[Your task] Take from the listing each line that has the string "recent".

________________________________________

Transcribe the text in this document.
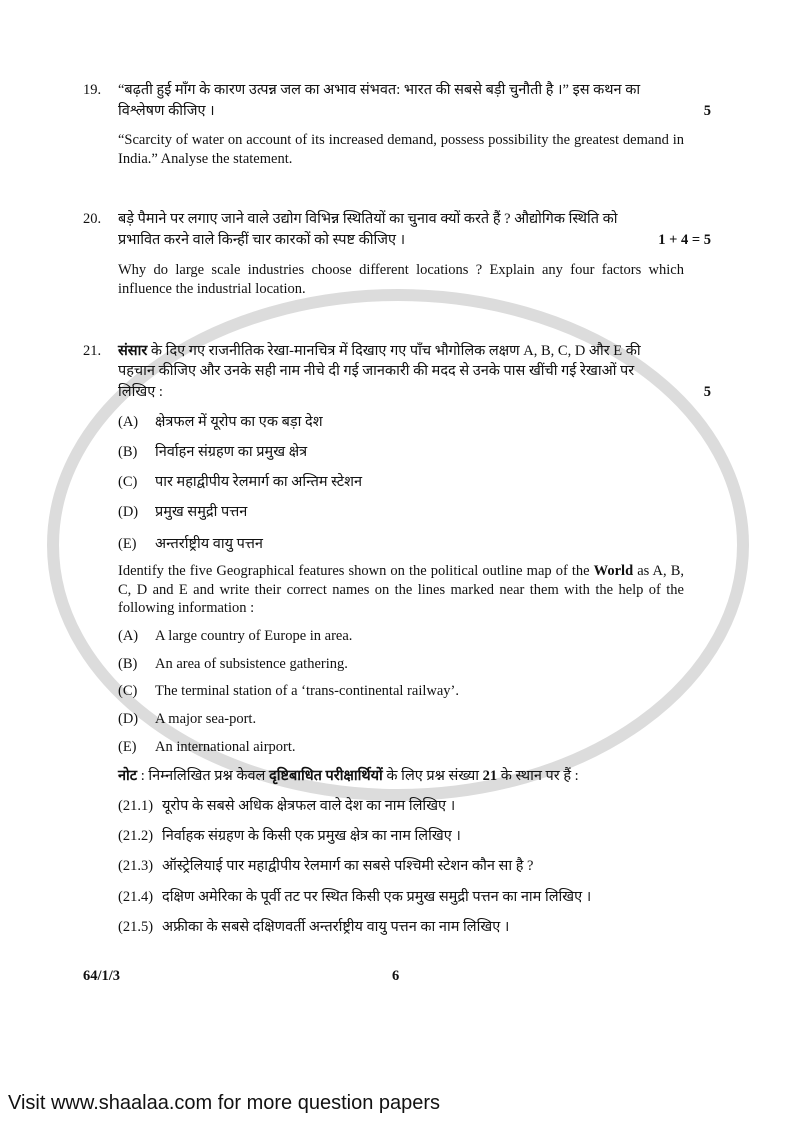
19. “बढ़ती हुई माँग के कारण उत्पन्न जल का अभाव संभवत: भारत की सबसे बड़ी चुनौती है ।” इस कथन का
विश्लेषण कीजिए ।	5
“Scarcity of water on account of its increased demand, possess possibility the greatest demand in India.” Analyse the statement.
20. बड़े पैमाने पर लगाए जाने वाले उद्योग विभिन्न स्थितियों का चुनाव क्यों करते हैं ? औद्योगिक स्थिति को
प्रभावित करने वाले किन्हीं चार कारकों को स्पष्ट कीजिए ।	1 + 4 = 5
Why do large scale industries choose different locations ? Explain any four factors which influence the industrial location.
21. संसार के दिए गए राजनीतिक रेखा-मानचित्र में दिखाए गए पाँच भौगोलिक लक्षण A, B, C, D और E की
पहचान कीजिए और उनके सही नाम नीचे दी गई जानकारी की मदद से उनके पास खींची गई रेखाओं पर
लिखिए :	5
(A) क्षेत्रफल में यूरोप का एक बड़ा देश
(B) निर्वाहन संग्रहण का प्रमुख क्षेत्र
(C) पार महाद्वीपीय रेलमार्ग का अन्तिम स्टेशन
(D) प्रमुख समुद्री पत्तन
(E) अन्तर्राष्ट्रीय वायु पत्तन
Identify the five Geographical features shown on the political outline map of the World as A, B, C, D and E and write their correct names on the lines marked near them with the help of the following information :
(A) A large country of Europe in area.
(B) An area of subsistence gathering.
(C) The terminal station of a ‘trans-continental railway’.
(D) A major sea-port.
(E) An international airport.
नोट : निम्नलिखित प्रश्न केवल दृष्टिबाधित परीक्षार्थियों के लिए प्रश्न संख्या 21 के स्थान पर हैं :
(21.1) यूरोप के सबसे अधिक क्षेत्रफल वाले देश का नाम लिखिए ।
(21.2) निर्वाहक संग्रहण के किसी एक प्रमुख क्षेत्र का नाम लिखिए ।
(21.3) ऑस्ट्रेलियाई पार महाद्वीपीय रेलमार्ग का सबसे पश्चिमी स्टेशन कौन सा है ?
(21.4) दक्षिण अमेरिका के पूर्वी तट पर स्थित किसी एक प्रमुख समुद्री पत्तन का नाम लिखिए ।
(21.5) अफ्रीका के सबसे दक्षिणवर्ती अन्तर्राष्ट्रीय वायु पत्तन का नाम लिखिए ।
64/1/3	6
Visit www.shaalaa.com for more question papers
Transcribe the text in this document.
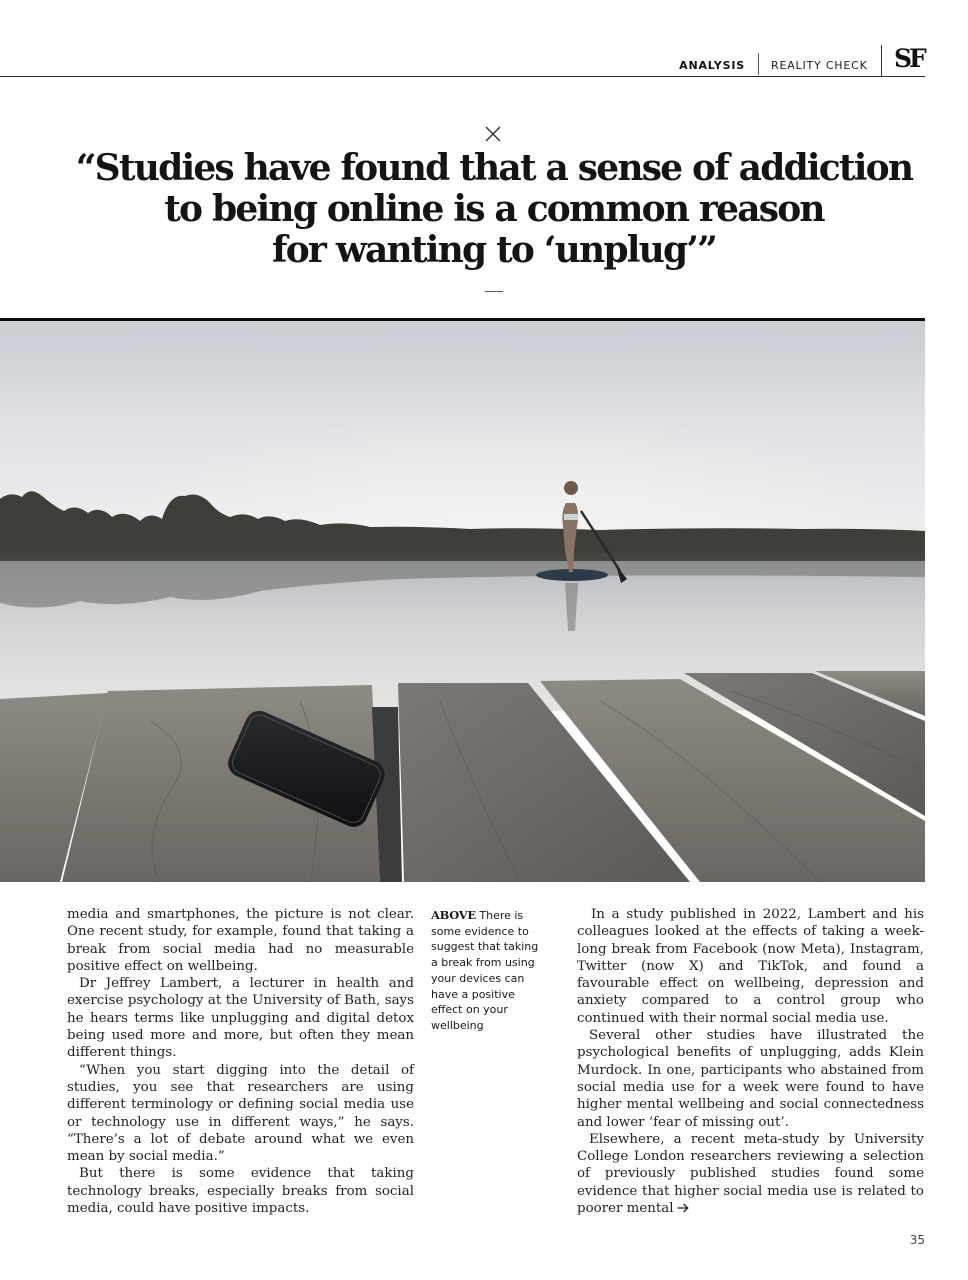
ANALYSIS REALITY CHECK SF
“Studies have found that a sense of addiction
to being online is a common reason
for wanting to ‘unplug’”

media and smartphones, the picture is not clear. One recent study, for example, found that taking a break from social media had no measurable positive effect on wellbeing.

Dr Jeffrey Lambert, a lecturer in health and exercise psychology at the University of Bath, says he hears terms like unplugging and digital detox being used more and more, but often they mean different things.

“When you start digging into the detail of studies, you see that researchers are using different terminology or defining social media use or technology use in different ways,” he says. “There’s a lot of debate around what we even mean by social media.”

But there is some evidence that taking technology breaks, especially breaks from social media, could have positive impacts.

ABOVE There is some evidence to suggest that taking a break from using your devices can have a positive effect on your wellbeing

In a study published in 2022, Lambert and his colleagues looked at the effects of taking a week-long break from Facebook (now Meta), Instagram, Twitter (now X) and TikTok, and found a favourable effect on wellbeing, depression and anxiety compared to a control group who continued with their normal social media use.

Several other studies have illustrated the psychological benefits of unplugging, adds Klein Murdock. In one, participants who abstained from social media use for a week were found to have higher mental wellbeing and social connectedness and lower ‘fear of missing out’.

Elsewhere, a recent meta-study by University College London researchers reviewing a selection of previously published studies found some evidence that higher social media use is related to poorer mental

35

________________________________________

[Solution to this problem]
media and smartphones, the picture is not clear. One recent study, for example, found that taking a break from social media had no measurable positive effect on wellbeing.
Elsewhere, a recent meta-study by University College London researchers reviewing a selection of previously published studies found some evidence that higher social media use is related to poorer mental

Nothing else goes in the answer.